--- Begin DATA PROVIDED ---
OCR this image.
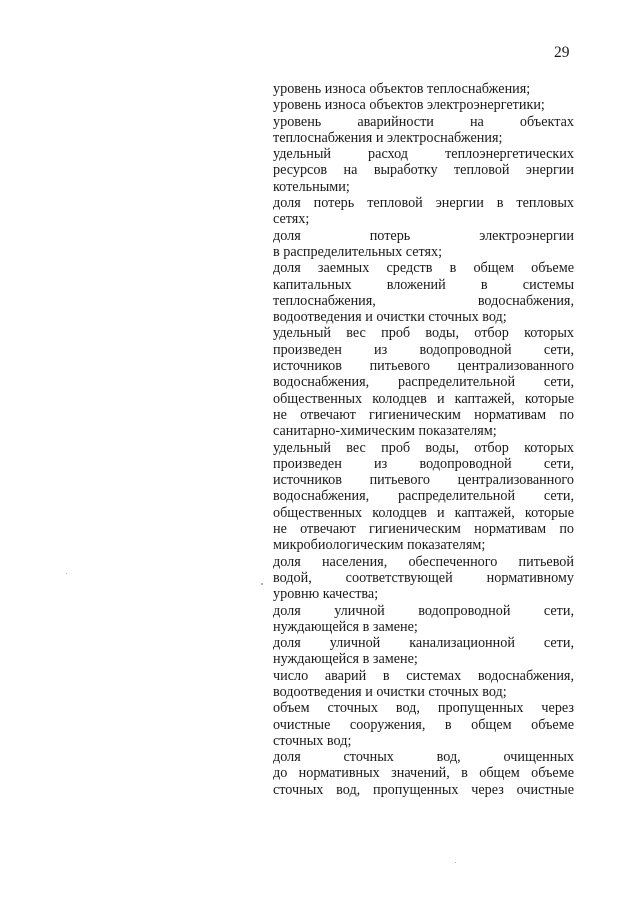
29
уровень износа объектов теплоснабжения;
уровень износа объектов электроэнергетики;
уровень аварийности на объектах
теплоснабжения и электроснабжения;
удельный расход теплоэнергетических
ресурсов на выработку тепловой энергии
котельными;
доля потерь тепловой энергии в тепловых
сетях;
доля потерь электроэнергии
в распределительных сетях;
доля заемных средств в общем объеме
капитальных вложений в системы
теплоснабжения, водоснабжения,
водоотведения и очистки сточных вод;
удельный вес проб воды, отбор которых
произведен из водопроводной сети,
источников питьевого централизованного
водоснабжения, распределительной сети,
общественных колодцев и каптажей, которые
не отвечают гигиеническим нормативам по
санитарно-химическим показателям;
удельный вес проб воды, отбор которых
произведен из водопроводной сети,
источников питьевого централизованного
водоснабжения, распределительной сети,
общественных колодцев и каптажей, которые
не отвечают гигиеническим нормативам по
микробиологическим показателям;
доля населения, обеспеченного питьевой
водой, соответствующей нормативному
уровню качества;
доля уличной водопроводной сети,
нуждающейся в замене;
доля уличной канализационной сети,
нуждающейся в замене;
число аварий в системах водоснабжения,
водоотведения и очистки сточных вод;
объем сточных вод, пропущенных через
очистные сооружения, в общем объеме
сточных вод;
доля сточных вод, очищенных
до нормативных значений, в общем объеме
сточных вод, пропущенных через очистные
--- End DATA PROVIDED ---
• [AIM OF THE EXERCISE] Read the entries and pick out all lines that include the word "через".

• [RESPONSE BELOW]
объем сточных вод, пропущенных через
сточных вод, пропущенных через очистные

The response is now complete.